DATA ENTRIES:
+--

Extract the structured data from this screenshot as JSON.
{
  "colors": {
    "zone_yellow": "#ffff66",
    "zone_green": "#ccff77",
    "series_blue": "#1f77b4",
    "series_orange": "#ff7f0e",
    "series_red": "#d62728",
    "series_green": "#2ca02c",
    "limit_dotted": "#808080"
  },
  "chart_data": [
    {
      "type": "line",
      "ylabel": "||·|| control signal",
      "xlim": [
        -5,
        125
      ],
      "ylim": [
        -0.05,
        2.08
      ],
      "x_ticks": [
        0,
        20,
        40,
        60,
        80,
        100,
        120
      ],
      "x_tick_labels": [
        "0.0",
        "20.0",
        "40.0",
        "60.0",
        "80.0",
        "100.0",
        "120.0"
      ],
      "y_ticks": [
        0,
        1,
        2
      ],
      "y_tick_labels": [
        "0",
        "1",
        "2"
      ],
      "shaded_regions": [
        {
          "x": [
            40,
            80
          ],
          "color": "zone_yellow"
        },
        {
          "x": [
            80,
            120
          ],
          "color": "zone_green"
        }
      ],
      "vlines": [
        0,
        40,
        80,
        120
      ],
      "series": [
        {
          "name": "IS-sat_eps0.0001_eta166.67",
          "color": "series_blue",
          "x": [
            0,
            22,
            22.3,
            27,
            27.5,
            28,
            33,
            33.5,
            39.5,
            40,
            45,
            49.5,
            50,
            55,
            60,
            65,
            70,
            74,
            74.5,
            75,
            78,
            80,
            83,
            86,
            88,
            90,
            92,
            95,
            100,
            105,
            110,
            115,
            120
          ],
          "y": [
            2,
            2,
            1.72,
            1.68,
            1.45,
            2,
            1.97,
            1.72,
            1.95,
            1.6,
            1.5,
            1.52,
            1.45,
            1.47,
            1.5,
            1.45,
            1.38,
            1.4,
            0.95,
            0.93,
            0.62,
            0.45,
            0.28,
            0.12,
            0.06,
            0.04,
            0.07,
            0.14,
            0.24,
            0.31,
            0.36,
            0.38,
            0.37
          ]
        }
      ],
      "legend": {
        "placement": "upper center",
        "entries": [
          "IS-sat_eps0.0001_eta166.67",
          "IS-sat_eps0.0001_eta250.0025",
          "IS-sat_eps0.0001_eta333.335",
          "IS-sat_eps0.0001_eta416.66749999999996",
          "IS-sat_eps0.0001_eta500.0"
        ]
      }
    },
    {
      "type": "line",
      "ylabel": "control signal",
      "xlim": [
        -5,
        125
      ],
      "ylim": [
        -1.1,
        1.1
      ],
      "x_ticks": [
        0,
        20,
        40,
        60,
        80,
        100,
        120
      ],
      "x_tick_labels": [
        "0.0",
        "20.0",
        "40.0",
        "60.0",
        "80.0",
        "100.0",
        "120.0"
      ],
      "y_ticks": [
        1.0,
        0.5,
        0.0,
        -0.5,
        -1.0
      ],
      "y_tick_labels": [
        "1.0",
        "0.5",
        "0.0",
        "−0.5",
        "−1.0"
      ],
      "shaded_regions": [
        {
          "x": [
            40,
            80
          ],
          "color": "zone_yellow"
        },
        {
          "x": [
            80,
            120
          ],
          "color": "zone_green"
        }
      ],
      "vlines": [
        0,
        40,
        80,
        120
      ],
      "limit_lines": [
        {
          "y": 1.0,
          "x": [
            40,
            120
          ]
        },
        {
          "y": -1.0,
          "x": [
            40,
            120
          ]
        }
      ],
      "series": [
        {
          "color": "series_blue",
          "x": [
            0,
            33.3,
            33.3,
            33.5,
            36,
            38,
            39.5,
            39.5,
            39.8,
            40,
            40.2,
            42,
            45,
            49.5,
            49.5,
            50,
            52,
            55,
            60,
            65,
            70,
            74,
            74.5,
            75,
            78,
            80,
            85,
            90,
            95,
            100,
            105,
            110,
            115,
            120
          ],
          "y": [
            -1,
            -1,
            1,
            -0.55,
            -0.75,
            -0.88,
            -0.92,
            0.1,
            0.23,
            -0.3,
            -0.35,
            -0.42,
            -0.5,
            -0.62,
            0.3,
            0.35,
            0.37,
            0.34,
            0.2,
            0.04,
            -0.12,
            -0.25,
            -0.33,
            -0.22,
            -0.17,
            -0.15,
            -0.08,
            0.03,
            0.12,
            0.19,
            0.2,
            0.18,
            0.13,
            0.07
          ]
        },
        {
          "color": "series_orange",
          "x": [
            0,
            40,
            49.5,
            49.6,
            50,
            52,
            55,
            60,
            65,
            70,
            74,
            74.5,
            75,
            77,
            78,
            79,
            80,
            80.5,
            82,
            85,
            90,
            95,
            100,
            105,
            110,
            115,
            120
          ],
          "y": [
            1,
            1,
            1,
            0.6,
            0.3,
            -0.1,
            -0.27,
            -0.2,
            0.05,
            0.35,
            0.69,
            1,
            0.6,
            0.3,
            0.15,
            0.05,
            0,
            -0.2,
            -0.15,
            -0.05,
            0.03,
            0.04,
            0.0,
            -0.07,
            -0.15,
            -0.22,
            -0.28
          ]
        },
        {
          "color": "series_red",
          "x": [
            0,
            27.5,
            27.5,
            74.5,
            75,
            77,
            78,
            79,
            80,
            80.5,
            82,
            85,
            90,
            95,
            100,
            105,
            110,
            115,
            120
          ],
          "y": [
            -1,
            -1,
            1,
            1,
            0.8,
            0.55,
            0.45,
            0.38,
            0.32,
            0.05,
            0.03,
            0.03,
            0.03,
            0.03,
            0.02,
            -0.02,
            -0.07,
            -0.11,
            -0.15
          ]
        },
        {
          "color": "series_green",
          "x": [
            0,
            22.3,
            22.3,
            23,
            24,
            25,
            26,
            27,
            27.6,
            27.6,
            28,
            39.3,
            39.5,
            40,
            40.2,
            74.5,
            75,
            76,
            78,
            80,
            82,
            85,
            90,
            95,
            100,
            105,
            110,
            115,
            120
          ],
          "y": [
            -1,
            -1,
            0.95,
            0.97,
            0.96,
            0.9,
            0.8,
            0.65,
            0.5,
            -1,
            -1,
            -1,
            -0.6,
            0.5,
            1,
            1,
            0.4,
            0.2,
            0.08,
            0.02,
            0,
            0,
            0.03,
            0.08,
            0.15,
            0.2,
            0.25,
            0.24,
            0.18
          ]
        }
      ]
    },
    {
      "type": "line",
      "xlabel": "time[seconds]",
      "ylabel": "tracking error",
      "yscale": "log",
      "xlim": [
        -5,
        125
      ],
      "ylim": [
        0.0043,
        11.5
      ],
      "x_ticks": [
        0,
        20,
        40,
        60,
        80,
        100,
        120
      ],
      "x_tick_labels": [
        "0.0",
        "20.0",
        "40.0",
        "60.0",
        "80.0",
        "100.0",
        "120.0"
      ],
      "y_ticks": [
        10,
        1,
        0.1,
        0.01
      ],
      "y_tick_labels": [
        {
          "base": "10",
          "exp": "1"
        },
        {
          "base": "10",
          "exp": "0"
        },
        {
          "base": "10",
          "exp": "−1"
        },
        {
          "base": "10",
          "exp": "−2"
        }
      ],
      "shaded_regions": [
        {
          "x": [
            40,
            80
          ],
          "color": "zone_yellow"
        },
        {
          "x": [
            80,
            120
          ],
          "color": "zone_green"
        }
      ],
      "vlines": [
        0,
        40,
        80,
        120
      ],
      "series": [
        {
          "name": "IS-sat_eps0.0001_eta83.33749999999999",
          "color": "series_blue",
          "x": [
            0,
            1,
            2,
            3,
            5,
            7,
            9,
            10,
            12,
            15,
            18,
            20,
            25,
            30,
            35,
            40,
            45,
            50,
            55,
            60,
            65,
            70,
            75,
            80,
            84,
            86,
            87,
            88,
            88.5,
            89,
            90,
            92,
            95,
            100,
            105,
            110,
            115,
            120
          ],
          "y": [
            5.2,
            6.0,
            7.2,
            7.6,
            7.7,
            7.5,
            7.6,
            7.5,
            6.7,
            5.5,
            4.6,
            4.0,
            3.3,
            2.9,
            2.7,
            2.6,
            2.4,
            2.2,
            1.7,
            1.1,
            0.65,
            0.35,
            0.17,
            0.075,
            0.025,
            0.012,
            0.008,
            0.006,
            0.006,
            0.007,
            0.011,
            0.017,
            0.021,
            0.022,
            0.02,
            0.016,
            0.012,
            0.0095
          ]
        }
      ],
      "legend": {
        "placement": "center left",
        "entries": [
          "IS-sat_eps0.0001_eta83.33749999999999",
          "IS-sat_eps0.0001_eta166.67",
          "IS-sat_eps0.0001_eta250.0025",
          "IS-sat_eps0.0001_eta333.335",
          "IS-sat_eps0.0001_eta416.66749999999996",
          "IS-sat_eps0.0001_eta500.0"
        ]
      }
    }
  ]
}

+--

SET EXERCISE: Which lines above contain the word "ylabel"? Copy each of them.

RESULT:
      "ylabel": "||·|| control signal",
      "ylabel": "control signal",
      "ylabel": "tracking error",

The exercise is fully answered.